Problem statement:
Output all entries exactly; images excluded.

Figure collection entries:
+++

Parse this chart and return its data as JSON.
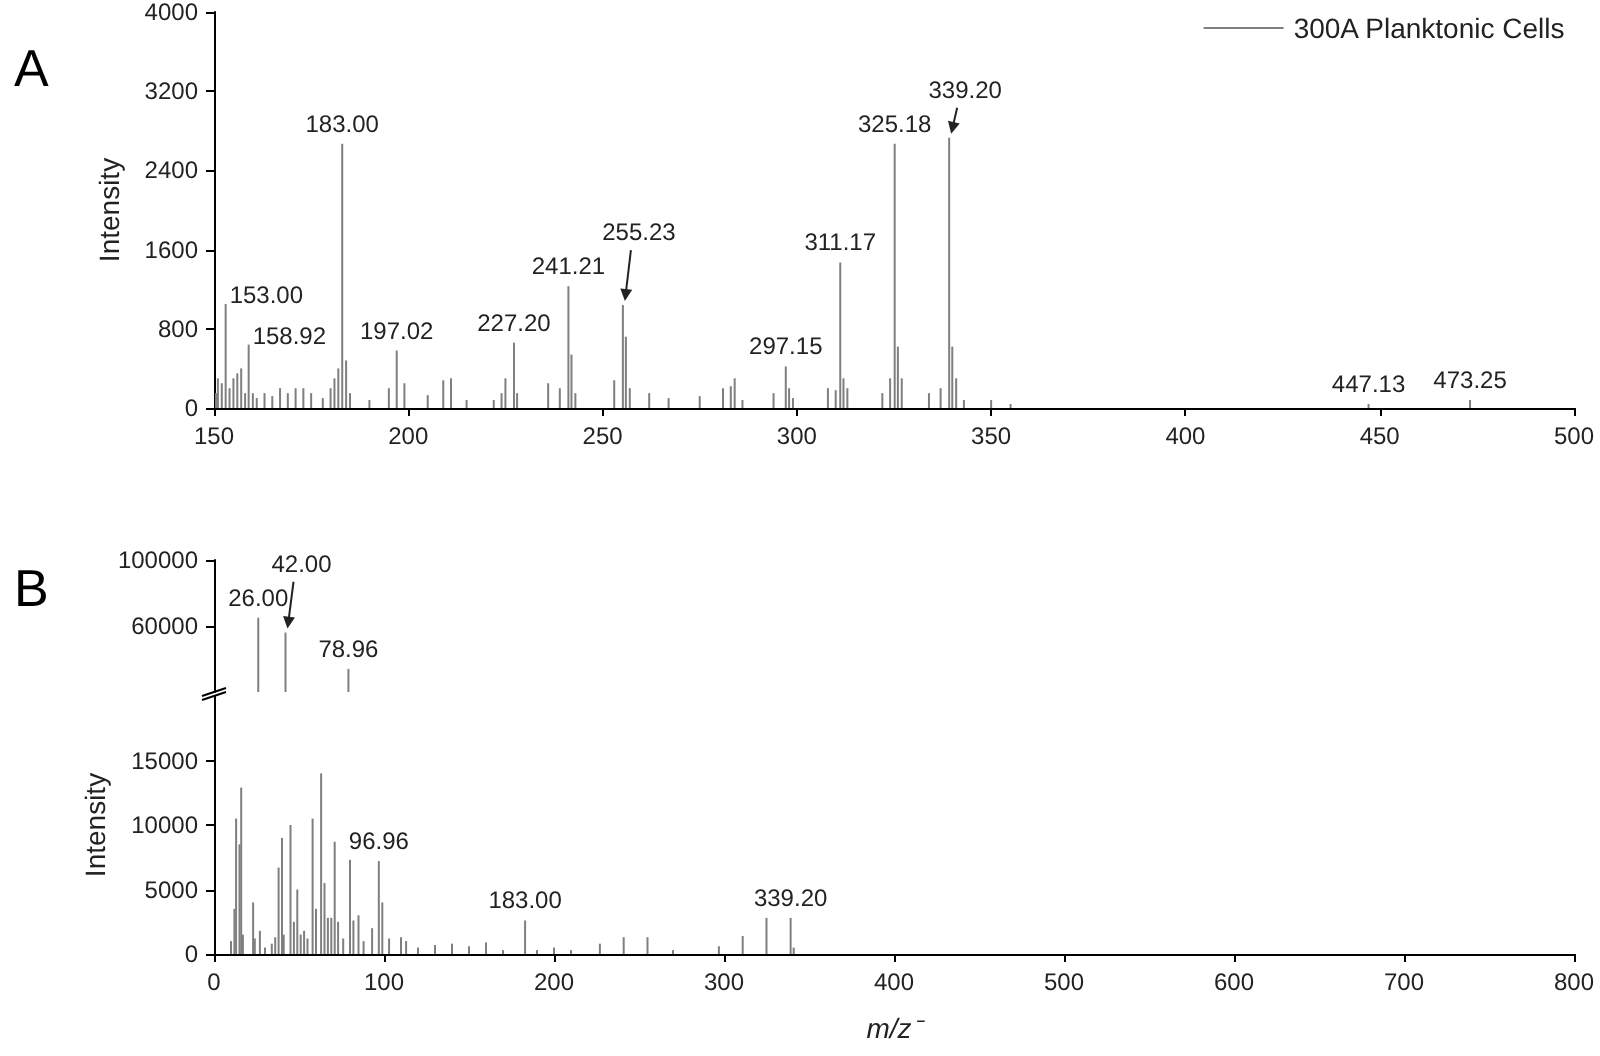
{
  "chart_data": [
    {
      "type": "bar",
      "title": "A",
      "ylabel": "Intensity",
      "legend": "top right",
      "x": [
        150.5,
        151,
        152,
        153,
        154,
        155,
        156,
        157,
        158,
        158.92,
        160,
        161,
        163,
        165,
        167,
        169,
        171,
        173,
        175,
        178,
        180,
        181,
        182,
        183,
        184,
        185,
        190,
        195,
        197.02,
        199,
        205,
        209,
        211,
        215,
        222,
        224,
        225,
        227.2,
        228,
        236,
        239,
        241.21,
        242,
        243,
        253,
        255.23,
        256,
        257,
        262,
        267,
        275,
        281,
        283,
        284,
        286,
        294,
        297.15,
        298,
        299,
        308,
        310,
        311.17,
        312,
        313,
        322,
        324,
        325.18,
        326,
        327,
        334,
        337,
        339.2,
        340,
        341,
        343,
        350,
        355,
        447.13,
        473.25
      ],
      "series": [
        {
          "name": "300A Planktonic Cells",
          "color": "#7f7f7f",
          "values": [
            150,
            300,
            250,
            1050,
            200,
            300,
            350,
            400,
            150,
            640,
            150,
            100,
            150,
            120,
            200,
            150,
            200,
            200,
            150,
            100,
            200,
            300,
            400,
            2670,
            480,
            150,
            80,
            200,
            580,
            250,
            130,
            280,
            300,
            80,
            80,
            150,
            300,
            660,
            150,
            250,
            200,
            1230,
            540,
            150,
            280,
            1040,
            720,
            200,
            150,
            100,
            120,
            200,
            220,
            300,
            80,
            150,
            420,
            200,
            100,
            200,
            180,
            1470,
            300,
            200,
            150,
            300,
            2670,
            620,
            300,
            150,
            200,
            2730,
            620,
            300,
            80,
            80,
            40,
            40,
            80
          ]
        }
      ],
      "xlim": [
        150,
        500
      ],
      "xticks": [
        150,
        200,
        250,
        300,
        350,
        400,
        450,
        500
      ],
      "ylim": [
        0,
        4000
      ],
      "yticks": [
        0,
        800,
        1600,
        2400,
        3200,
        4000
      ],
      "annotations": [
        {
          "text": "153.00",
          "x": 153,
          "y": 1050
        },
        {
          "text": "158.92",
          "x": 158.92,
          "y": 640
        },
        {
          "text": "183.00",
          "x": 183,
          "y": 2670
        },
        {
          "text": "197.02",
          "x": 197.02,
          "y": 580
        },
        {
          "text": "227.20",
          "x": 227.2,
          "y": 660
        },
        {
          "text": "241.21",
          "x": 241.21,
          "y": 1230
        },
        {
          "text": "255.23",
          "x": 255.23,
          "y": 1040
        },
        {
          "text": "297.15",
          "x": 297.15,
          "y": 420
        },
        {
          "text": "311.17",
          "x": 311.17,
          "y": 1470
        },
        {
          "text": "325.18",
          "x": 325.18,
          "y": 2670
        },
        {
          "text": "339.20",
          "x": 339.2,
          "y": 2730
        },
        {
          "text": "447.13",
          "x": 447.13,
          "y": 40
        },
        {
          "text": "473.25",
          "x": 473.25,
          "y": 80
        }
      ]
    },
    {
      "type": "bar",
      "title": "B",
      "tick_labels": "y",
      "color": "#7f7f7f",
      "x": [
        26,
        42,
        78.96
      ],
      "values": [
        65000,
        56000,
        34000
      ],
      "xlim": [
        0,
        800
      ],
      "ylim": [
        20000,
        100000
      ],
      "yticks": [
        60000,
        100000
      ],
      "annotations": [
        {
          "text": "26.00",
          "x": 26,
          "y": 65000
        },
        {
          "text": "42.00",
          "x": 42,
          "y": 56000
        },
        {
          "text": "78.96",
          "x": 78.96,
          "y": 34000
        }
      ]
    },
    {
      "type": "bar",
      "ylabel": "Intensity",
      "xlabel": "m/z⁻",
      "color": "#7f7f7f",
      "x": [
        10,
        12,
        13,
        15,
        16,
        17,
        23,
        24,
        27,
        30,
        34,
        36,
        38,
        40,
        41,
        45,
        47,
        49,
        51,
        53,
        55,
        58,
        60,
        63,
        65,
        67,
        69,
        71,
        73,
        76,
        80,
        82,
        85,
        88,
        93,
        96.96,
        99,
        103,
        110,
        113,
        120,
        130,
        140,
        150,
        160,
        170,
        183,
        190,
        200,
        210,
        227,
        241,
        255,
        270,
        297,
        311,
        325,
        339.2,
        341
      ],
      "values": [
        1000,
        3500,
        10500,
        8500,
        12900,
        1500,
        4000,
        1200,
        1800,
        500,
        800,
        1300,
        6700,
        9000,
        1500,
        10000,
        2500,
        5000,
        1500,
        1800,
        1200,
        10500,
        3500,
        14000,
        5500,
        2800,
        2800,
        8700,
        2500,
        1200,
        7300,
        2600,
        3000,
        1000,
        2000,
        7200,
        4000,
        1200,
        1300,
        1000,
        500,
        700,
        800,
        600,
        900,
        300,
        2600,
        300,
        500,
        300,
        800,
        1300,
        1300,
        300,
        600,
        1400,
        2800,
        2800,
        500
      ],
      "xlim": [
        0,
        800
      ],
      "xticks": [
        0,
        100,
        200,
        300,
        400,
        500,
        600,
        700,
        800
      ],
      "ylim": [
        0,
        20000
      ],
      "yticks": [
        0,
        5000,
        10000,
        15000
      ],
      "annotations": [
        {
          "text": "96.96",
          "x": 96.96,
          "y": 7200
        },
        {
          "text": "183.00",
          "x": 183,
          "y": 2600
        },
        {
          "text": "339.20",
          "x": 339.2,
          "y": 2800
        }
      ]
    }
  ]
}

+++

Your response:
Parse this chart and return its data as JSON.
{
  "chart_data": [
    {
      "type": "bar",
      "title": "A",
      "ylabel": "Intensity",
      "legend": "top right",
      "x": [
        150.5,
        151,
        152,
        153,
        154,
        155,
        156,
        157,
        158,
        158.92,
        160,
        161,
        163,
        165,
        167,
        169,
        171,
        173,
        175,
        178,
        180,
        181,
        182,
        183,
        184,
        185,
        190,
        195,
        197.02,
        199,
        205,
        209,
        211,
        215,
        222,
        224,
        225,
        227.2,
        228,
        236,
        239,
        241.21,
        242,
        243,
        253,
        255.23,
        256,
        257,
        262,
        267,
        275,
        281,
        283,
        284,
        286,
        294,
        297.15,
        298,
        299,
        308,
        310,
        311.17,
        312,
        313,
        322,
        324,
        325.18,
        326,
        327,
        334,
        337,
        339.2,
        340,
        341,
        343,
        350,
        355,
        447.13,
        473.25
      ],
      "series": [
        {
          "name": "300A Planktonic Cells",
          "color": "#7f7f7f",
          "values": [
            150,
            300,
            250,
            1050,
            200,
            300,
            350,
            400,
            150,
            640,
            150,
            100,
            150,
            120,
            200,
            150,
            200,
            200,
            150,
            100,
            200,
            300,
            400,
            2670,
            480,
            150,
            80,
            200,
            580,
            250,
            130,
            280,
            300,
            80,
            80,
            150,
            300,
            660,
            150,
            250,
            200,
            1230,
            540,
            150,
            280,
            1040,
            720,
            200,
            150,
            100,
            120,
            200,
            220,
            300,
            80,
            150,
            420,
            200,
            100,
            200,
            180,
            1470,
            300,
            200,
            150,
            300,
            2670,
            620,
            300,
            150,
            200,
            2730,
            620,
            300,
            80,
            80,
            40,
            40,
            80
          ]
        }
      ],
      "xlim": [
        150,
        500
      ],
      "xticks": [
        150,
        200,
        250,
        300,
        350,
        400,
        450,
        500
      ],
      "ylim": [
        0,
        4000
      ],
      "yticks": [
        0,
        800,
        1600,
        2400,
        3200,
        4000
      ],
      "annotations": [
        {
          "text": "153.00",
          "x": 153,
          "y": 1050
        },
        {
          "text": "158.92",
          "x": 158.92,
          "y": 640
        },
        {
          "text": "183.00",
          "x": 183,
          "y": 2670
        },
        {
          "text": "197.02",
          "x": 197.02,
          "y": 580
        },
        {
          "text": "227.20",
          "x": 227.2,
          "y": 660
        },
        {
          "text": "241.21",
          "x": 241.21,
          "y": 1230
        },
        {
          "text": "255.23",
          "x": 255.23,
          "y": 1040
        },
        {
          "text": "297.15",
          "x": 297.15,
          "y": 420
        },
        {
          "text": "311.17",
          "x": 311.17,
          "y": 1470
        },
        {
          "text": "325.18",
          "x": 325.18,
          "y": 2670
        },
        {
          "text": "339.20",
          "x": 339.2,
          "y": 2730
        },
        {
          "text": "447.13",
          "x": 447.13,
          "y": 40
        },
        {
          "text": "473.25",
          "x": 473.25,
          "y": 80
        }
      ]
    },
    {
      "type": "bar",
      "title": "B",
      "tick_labels": "y",
      "color": "#7f7f7f",
      "x": [
        26,
        42,
        78.96
      ],
      "values": [
        65000,
        56000,
        34000
      ],
      "xlim": [
        0,
        800
      ],
      "ylim": [
        20000,
        100000
      ],
      "yticks": [
        60000,
        100000
      ],
      "annotations": [
        {
          "text": "26.00",
          "x": 26,
          "y": 65000
        },
        {
          "text": "42.00",
          "x": 42,
          "y": 56000
        },
        {
          "text": "78.96",
          "x": 78.96,
          "y": 34000
        }
      ]
    },
    {
      "type": "bar",
      "ylabel": "Intensity",
      "xlabel": "m/z⁻",
      "color": "#7f7f7f",
      "x": [
        10,
        12,
        13,
        15,
        16,
        17,
        23,
        24,
        27,
        30,
        34,
        36,
        38,
        40,
        41,
        45,
        47,
        49,
        51,
        53,
        55,
        58,
        60,
        63,
        65,
        67,
        69,
        71,
        73,
        76,
        80,
        82,
        85,
        88,
        93,
        96.96,
        99,
        103,
        110,
        113,
        120,
        130,
        140,
        150,
        160,
        170,
        183,
        190,
        200,
        210,
        227,
        241,
        255,
        270,
        297,
        311,
        325,
        339.2,
        341
      ],
      "values": [
        1000,
        3500,
        10500,
        8500,
        12900,
        1500,
        4000,
        1200,
        1800,
        500,
        800,
        1300,
        6700,
        9000,
        1500,
        10000,
        2500,
        5000,
        1500,
        1800,
        1200,
        10500,
        3500,
        14000,
        5500,
        2800,
        2800,
        8700,
        2500,
        1200,
        7300,
        2600,
        3000,
        1000,
        2000,
        7200,
        4000,
        1200,
        1300,
        1000,
        500,
        700,
        800,
        600,
        900,
        300,
        2600,
        300,
        500,
        300,
        800,
        1300,
        1300,
        300,
        600,
        1400,
        2800,
        2800,
        500
      ],
      "xlim": [
        0,
        800
      ],
      "xticks": [
        0,
        100,
        200,
        300,
        400,
        500,
        600,
        700,
        800
      ],
      "ylim": [
        0,
        20000
      ],
      "yticks": [
        0,
        5000,
        10000,
        15000
      ],
      "annotations": [
        {
          "text": "96.96",
          "x": 96.96,
          "y": 7200
        },
        {
          "text": "183.00",
          "x": 183,
          "y": 2600
        },
        {
          "text": "339.20",
          "x": 339.2,
          "y": 2800
        }
      ]
    }
  ]
}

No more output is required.